* [Records from a collection of figures]:
■ ■ ■ ■
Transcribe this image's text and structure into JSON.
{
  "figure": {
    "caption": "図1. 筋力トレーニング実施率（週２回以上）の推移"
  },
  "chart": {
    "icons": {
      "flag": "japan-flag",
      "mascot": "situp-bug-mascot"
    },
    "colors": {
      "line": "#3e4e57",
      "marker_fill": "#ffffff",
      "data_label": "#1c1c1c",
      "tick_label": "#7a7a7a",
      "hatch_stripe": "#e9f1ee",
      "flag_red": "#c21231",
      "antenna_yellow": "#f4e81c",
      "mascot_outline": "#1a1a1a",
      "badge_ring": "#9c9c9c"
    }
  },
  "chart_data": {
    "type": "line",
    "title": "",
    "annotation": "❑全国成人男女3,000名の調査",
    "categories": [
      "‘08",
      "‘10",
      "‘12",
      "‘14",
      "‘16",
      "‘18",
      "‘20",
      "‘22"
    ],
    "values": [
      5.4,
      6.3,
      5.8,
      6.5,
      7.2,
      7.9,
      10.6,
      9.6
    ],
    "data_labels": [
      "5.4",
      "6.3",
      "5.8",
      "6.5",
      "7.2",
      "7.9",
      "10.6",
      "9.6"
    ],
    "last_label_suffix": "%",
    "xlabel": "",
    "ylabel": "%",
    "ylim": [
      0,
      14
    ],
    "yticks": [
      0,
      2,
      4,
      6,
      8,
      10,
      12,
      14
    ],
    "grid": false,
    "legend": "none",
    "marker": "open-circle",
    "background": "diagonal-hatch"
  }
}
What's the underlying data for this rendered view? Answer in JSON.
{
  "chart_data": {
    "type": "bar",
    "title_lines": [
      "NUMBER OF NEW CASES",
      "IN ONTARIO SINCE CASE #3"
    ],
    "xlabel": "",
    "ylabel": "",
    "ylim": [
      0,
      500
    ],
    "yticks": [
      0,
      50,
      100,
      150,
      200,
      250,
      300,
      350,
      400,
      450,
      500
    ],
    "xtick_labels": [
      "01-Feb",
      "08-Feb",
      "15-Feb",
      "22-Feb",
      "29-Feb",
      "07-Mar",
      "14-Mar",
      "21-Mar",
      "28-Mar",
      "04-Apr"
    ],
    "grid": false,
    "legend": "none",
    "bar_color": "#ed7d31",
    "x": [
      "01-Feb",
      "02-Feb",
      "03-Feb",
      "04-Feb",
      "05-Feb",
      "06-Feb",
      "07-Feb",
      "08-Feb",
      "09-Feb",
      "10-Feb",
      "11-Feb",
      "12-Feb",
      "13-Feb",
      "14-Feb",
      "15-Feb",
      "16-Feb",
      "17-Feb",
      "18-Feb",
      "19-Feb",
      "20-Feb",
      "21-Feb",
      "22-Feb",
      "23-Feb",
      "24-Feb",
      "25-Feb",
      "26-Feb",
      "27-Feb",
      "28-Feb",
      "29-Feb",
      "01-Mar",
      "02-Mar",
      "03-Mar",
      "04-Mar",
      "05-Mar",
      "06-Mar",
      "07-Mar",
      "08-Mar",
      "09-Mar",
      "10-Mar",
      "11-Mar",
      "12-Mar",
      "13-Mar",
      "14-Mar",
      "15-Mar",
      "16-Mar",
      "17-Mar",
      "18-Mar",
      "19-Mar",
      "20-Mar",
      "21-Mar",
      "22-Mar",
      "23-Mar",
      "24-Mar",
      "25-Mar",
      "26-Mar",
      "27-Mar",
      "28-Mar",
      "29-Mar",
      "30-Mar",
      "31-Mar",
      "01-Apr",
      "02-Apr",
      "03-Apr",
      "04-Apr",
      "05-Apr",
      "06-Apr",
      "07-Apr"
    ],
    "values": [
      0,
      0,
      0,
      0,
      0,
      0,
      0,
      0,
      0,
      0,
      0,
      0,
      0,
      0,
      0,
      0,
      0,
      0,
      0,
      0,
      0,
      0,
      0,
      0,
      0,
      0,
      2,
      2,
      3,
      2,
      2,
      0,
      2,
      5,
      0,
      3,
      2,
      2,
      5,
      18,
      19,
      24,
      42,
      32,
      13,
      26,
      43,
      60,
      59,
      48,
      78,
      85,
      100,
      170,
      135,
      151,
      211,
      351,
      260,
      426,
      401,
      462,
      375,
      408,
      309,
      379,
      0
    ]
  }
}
■ ■ ■ ■
* [Written instruction]: Nothing may be left out: return each entry exactly as it reads.

* [Solution to this task]:
Transcribe this image's text and structure into JSON.
{
  "figure": {
    "caption": "図1. 筋力トレーニング実施率（週２回以上）の推移"
  },
  "chart": {
    "icons": {
      "flag": "japan-flag",
      "mascot": "situp-bug-mascot"
    },
    "colors": {
      "line": "#3e4e57",
      "marker_fill": "#ffffff",
      "data_label": "#1c1c1c",
      "tick_label": "#7a7a7a",
      "hatch_stripe": "#e9f1ee",
      "flag_red": "#c21231",
      "antenna_yellow": "#f4e81c",
      "mascot_outline": "#1a1a1a",
      "badge_ring": "#9c9c9c"
    }
  },
  "chart_data": {
    "type": "line",
    "title": "",
    "annotation": "❑全国成人男女3,000名の調査",
    "categories": [
      "‘08",
      "‘10",
      "‘12",
      "‘14",
      "‘16",
      "‘18",
      "‘20",
      "‘22"
    ],
    "values": [
      5.4,
      6.3,
      5.8,
      6.5,
      7.2,
      7.9,
      10.6,
      9.6
    ],
    "data_labels": [
      "5.4",
      "6.3",
      "5.8",
      "6.5",
      "7.2",
      "7.9",
      "10.6",
      "9.6"
    ],
    "last_label_suffix": "%",
    "xlabel": "",
    "ylabel": "%",
    "ylim": [
      0,
      14
    ],
    "yticks": [
      0,
      2,
      4,
      6,
      8,
      10,
      12,
      14
    ],
    "grid": false,
    "legend": "none",
    "marker": "open-circle",
    "background": "diagonal-hatch"
  }
}
What's the underlying data for this rendered view? Answer in JSON.
{
  "chart_data": {
    "type": "bar",
    "title_lines": [
      "NUMBER OF NEW CASES",
      "IN ONTARIO SINCE CASE #3"
    ],
    "xlabel": "",
    "ylabel": "",
    "ylim": [
      0,
      500
    ],
    "yticks": [
      0,
      50,
      100,
      150,
      200,
      250,
      300,
      350,
      400,
      450,
      500
    ],
    "xtick_labels": [
      "01-Feb",
      "08-Feb",
      "15-Feb",
      "22-Feb",
      "29-Feb",
      "07-Mar",
      "14-Mar",
      "21-Mar",
      "28-Mar",
      "04-Apr"
    ],
    "grid": false,
    "legend": "none",
    "bar_color": "#ed7d31",
    "x": [
      "01-Feb",
      "02-Feb",
      "03-Feb",
      "04-Feb",
      "05-Feb",
      "06-Feb",
      "07-Feb",
      "08-Feb",
      "09-Feb",
      "10-Feb",
      "11-Feb",
      "12-Feb",
      "13-Feb",
      "14-Feb",
      "15-Feb",
      "16-Feb",
      "17-Feb",
      "18-Feb",
      "19-Feb",
      "20-Feb",
      "21-Feb",
      "22-Feb",
      "23-Feb",
      "24-Feb",
      "25-Feb",
      "26-Feb",
      "27-Feb",
      "28-Feb",
      "29-Feb",
      "01-Mar",
      "02-Mar",
      "03-Mar",
      "04-Mar",
      "05-Mar",
      "06-Mar",
      "07-Mar",
      "08-Mar",
      "09-Mar",
      "10-Mar",
      "11-Mar",
      "12-Mar",
      "13-Mar",
      "14-Mar",
      "15-Mar",
      "16-Mar",
      "17-Mar",
      "18-Mar",
      "19-Mar",
      "20-Mar",
      "21-Mar",
      "22-Mar",
      "23-Mar",
      "24-Mar",
      "25-Mar",
      "26-Mar",
      "27-Mar",
      "28-Mar",
      "29-Mar",
      "30-Mar",
      "31-Mar",
      "01-Apr",
      "02-Apr",
      "03-Apr",
      "04-Apr",
      "05-Apr",
      "06-Apr",
      "07-Apr"
    ],
    "values": [
      0,
      0,
      0,
      0,
      0,
      0,
      0,
      0,
      0,
      0,
      0,
      0,
      0,
      0,
      0,
      0,
      0,
      0,
      0,
      0,
      0,
      0,
      0,
      0,
      0,
      0,
      2,
      2,
      3,
      2,
      2,
      0,
      2,
      5,
      0,
      3,
      2,
      2,
      5,
      18,
      19,
      24,
      42,
      32,
      13,
      26,
      43,
      60,
      59,
      48,
      78,
      85,
      100,
      170,
      135,
      151,
      211,
      351,
      260,
      426,
      401,
      462,
      375,
      408,
      309,
      379,
      0
    ]
  }
}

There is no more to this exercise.